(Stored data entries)
______________________________
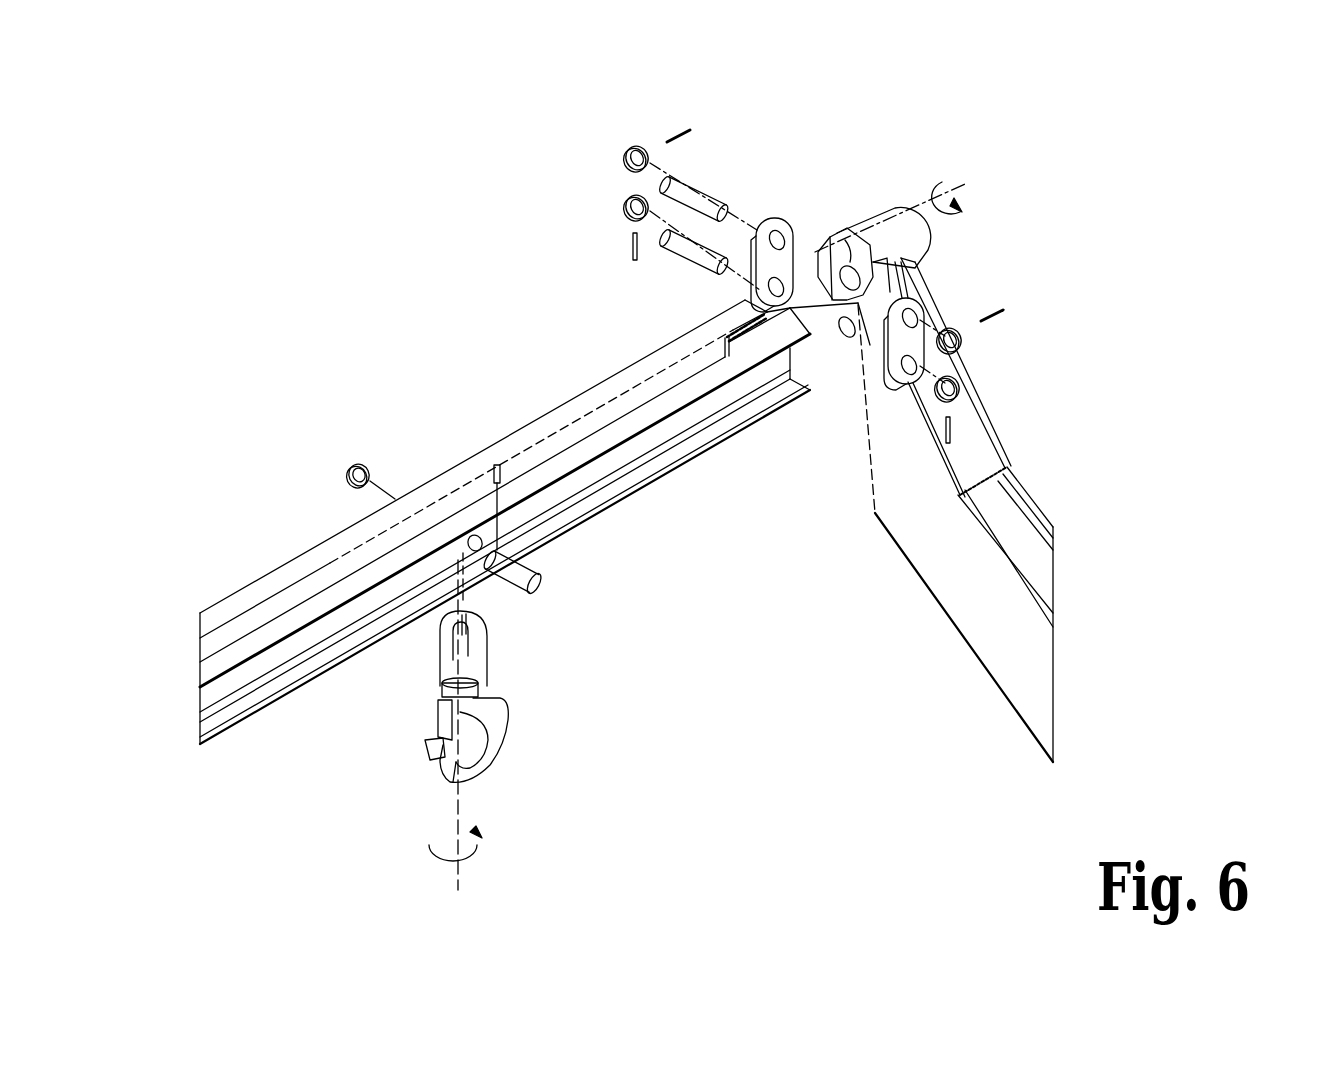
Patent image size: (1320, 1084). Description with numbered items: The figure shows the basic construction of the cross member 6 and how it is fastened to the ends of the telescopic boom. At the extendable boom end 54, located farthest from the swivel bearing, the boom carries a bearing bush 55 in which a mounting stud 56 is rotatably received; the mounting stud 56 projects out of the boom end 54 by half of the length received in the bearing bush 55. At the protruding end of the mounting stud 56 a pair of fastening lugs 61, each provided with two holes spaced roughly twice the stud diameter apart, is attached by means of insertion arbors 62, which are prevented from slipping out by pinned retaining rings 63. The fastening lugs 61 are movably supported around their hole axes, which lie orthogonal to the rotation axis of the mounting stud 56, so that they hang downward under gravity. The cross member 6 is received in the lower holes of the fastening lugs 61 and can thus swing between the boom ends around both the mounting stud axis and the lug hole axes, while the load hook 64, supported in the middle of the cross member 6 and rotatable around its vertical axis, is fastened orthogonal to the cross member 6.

The cross member 6 is at (335, 532).
The boom end 54 is at (1020, 477).
The bearing bush 55 is at (930, 243).
The mounting stud 56 is at (855, 278).
The fastening lug 61 is at (899, 292).
The insertion arbor 62 is at (697, 226).
The retaining ring 63 is at (624, 193).
The load hook 64 is at (500, 746).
______________________________
Problem to work on: Arrange every line of the items above as a JSON list of strings, with one string per line. Omit blank lines and the pictures.

Written answer:
[
  "Patent image size: (1320, 1084). Description with numbered items: The figure shows the basic construction of the cross member 6 and how it is fastened to the ends of the telescopic boom. At the extendable boom end 54, located farthest from the swivel bearing, the boom carries a bearing bush 55 in which a mounting stud 56 is rotatably received; the mounting stud 56 projects out of the boom end 54 by half of the length received in the bearing bush 55. At the protruding end of the mounting stud 56 a pair of fastening lugs 61, each provided with two holes spaced roughly twice the stud diameter apart, is attached by means of insertion arbors 62, which are prevented from slipping out by pinned retaining rings 63. The fastening lugs 61 are movably supported around their hole axes, which lie orthogonal to the rotation axis of the mounting stud 56, so that they hang downward under gravity. The cross member 6 is received in the lower holes of the fastening lugs 61 and can thus swing between the boom ends around both the mounting stud axis and the lug hole axes, while the load hook 64, supported in the middle of the cross member 6 and rotatable around its vertical axis, is fastened orthogonal to the cross member 6.",
  "The cross member 6 is at (335, 532).",
  "The boom end 54 is at (1020, 477).",
  "The bearing bush 55 is at (930, 243).",
  "The mounting stud 56 is at (855, 278).",
  "The fastening lug 61 is at (899, 292).",
  "The insertion arbor 62 is at (697, 226).",
  "The retaining ring 63 is at (624, 193).",
  "The load hook 64 is at (500, 746)."
]